§ What is being asked
Restate the listing that follows word for word, without its pictures.
--- Source material ---
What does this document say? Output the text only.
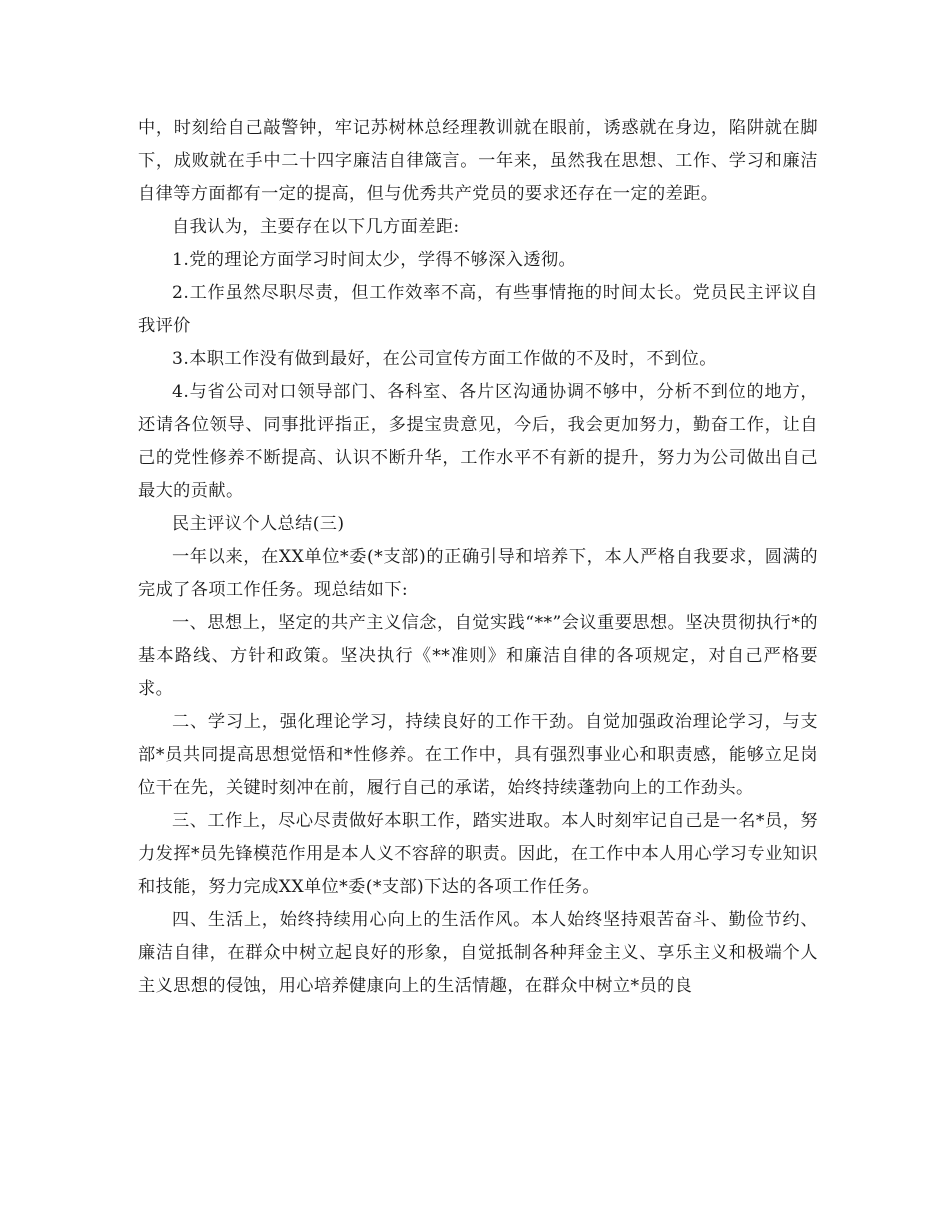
中，时刻给自己敲警钟，牢记苏树林总经理教训就在眼前，诱惑就在身边，陷阱就在脚下，成败就在手中二十四字廉洁自律箴言。一年来，虽然我在思想、工作、学习和廉洁自律等方面都有一定的提高，但与优秀共产党员的要求还存在一定的差距。

自我认为，主要存在以下几方面差距:

1.党的理论方面学习时间太少，学得不够深入透彻。

2.工作虽然尽职尽责，但工作效率不高，有些事情拖的时间太长。党员民主评议自我评价

3.本职工作没有做到最好，在公司宣传方面工作做的不及时，不到位。

4.与省公司对口领导部门、各科室、各片区沟通协调不够中，分析不到位的地方，还请各位领导、同事批评指正，多提宝贵意见，今后，我会更加努力，勤奋工作，让自己的党性修养不断提高、认识不断升华，工作水平不有新的提升，努力为公司做出自己最大的贡献。

民主评议个人总结(三)

一年以来，在XX单位*委(*支部)的正确引导和培养下，本人严格自我要求，圆满的完成了各项工作任务。现总结如下:

一、思想上，坚定的共产主义信念，自觉实践“**”会议重要思想。坚决贯彻执行*的基本路线、方针和政策。坚决执行《**准则》和廉洁自律的各项规定，对自己严格要求。

二、学习上，强化理论学习，持续良好的工作干劲。自觉加强政治理论学习，与支部*员共同提高思想觉悟和*性修养。在工作中，具有强烈事业心和职责感，能够立足岗位干在先，关键时刻冲在前，履行自己的承诺，始终持续蓬勃向上的工作劲头。

三、工作上，尽心尽责做好本职工作，踏实进取。本人时刻牢记自己是一名*员，努力发挥*员先锋模范作用是本人义不容辞的职责。因此，在工作中本人用心学习专业知识和技能，努力完成XX单位*委(*支部)下达的各项工作任务。

四、生活上，始终持续用心向上的生活作风。本人始终坚持艰苦奋斗、勤俭节约、廉洁自律，在群众中树立起良好的形象，自觉抵制各种拜金主义、享乐主义和极端个人主义思想的侵蚀，用心培养健康向上的生活情趣，在群众中树立*员的良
---
§ Output for this exercise
What does this document say? Output the text only.
中，时刻给自己敲警钟，牢记苏树林总经理教训就在眼前，诱惑就在身边，陷阱就在脚下，成败就在手中二十四字廉洁自律箴言。一年来，虽然我在思想、工作、学习和廉洁自律等方面都有一定的提高，但与优秀共产党员的要求还存在一定的差距。

自我认为，主要存在以下几方面差距:

1.党的理论方面学习时间太少，学得不够深入透彻。

2.工作虽然尽职尽责，但工作效率不高，有些事情拖的时间太长。党员民主评议自我评价

3.本职工作没有做到最好，在公司宣传方面工作做的不及时，不到位。

4.与省公司对口领导部门、各科室、各片区沟通协调不够中，分析不到位的地方，还请各位领导、同事批评指正，多提宝贵意见，今后，我会更加努力，勤奋工作，让自己的党性修养不断提高、认识不断升华，工作水平不有新的提升，努力为公司做出自己最大的贡献。

民主评议个人总结(三)

一年以来，在XX单位*委(*支部)的正确引导和培养下，本人严格自我要求，圆满的完成了各项工作任务。现总结如下:

一、思想上，坚定的共产主义信念，自觉实践“**”会议重要思想。坚决贯彻执行*的基本路线、方针和政策。坚决执行《**准则》和廉洁自律的各项规定，对自己严格要求。

二、学习上，强化理论学习，持续良好的工作干劲。自觉加强政治理论学习，与支部*员共同提高思想觉悟和*性修养。在工作中，具有强烈事业心和职责感，能够立足岗位干在先，关键时刻冲在前，履行自己的承诺，始终持续蓬勃向上的工作劲头。

三、工作上，尽心尽责做好本职工作，踏实进取。本人时刻牢记自己是一名*员，努力发挥*员先锋模范作用是本人义不容辞的职责。因此，在工作中本人用心学习专业知识和技能，努力完成XX单位*委(*支部)下达的各项工作任务。

四、生活上，始终持续用心向上的生活作风。本人始终坚持艰苦奋斗、勤俭节约、廉洁自律，在群众中树立起良好的形象，自觉抵制各种拜金主义、享乐主义和极端个人主义思想的侵蚀，用心培养健康向上的生活情趣，在群众中树立*员的良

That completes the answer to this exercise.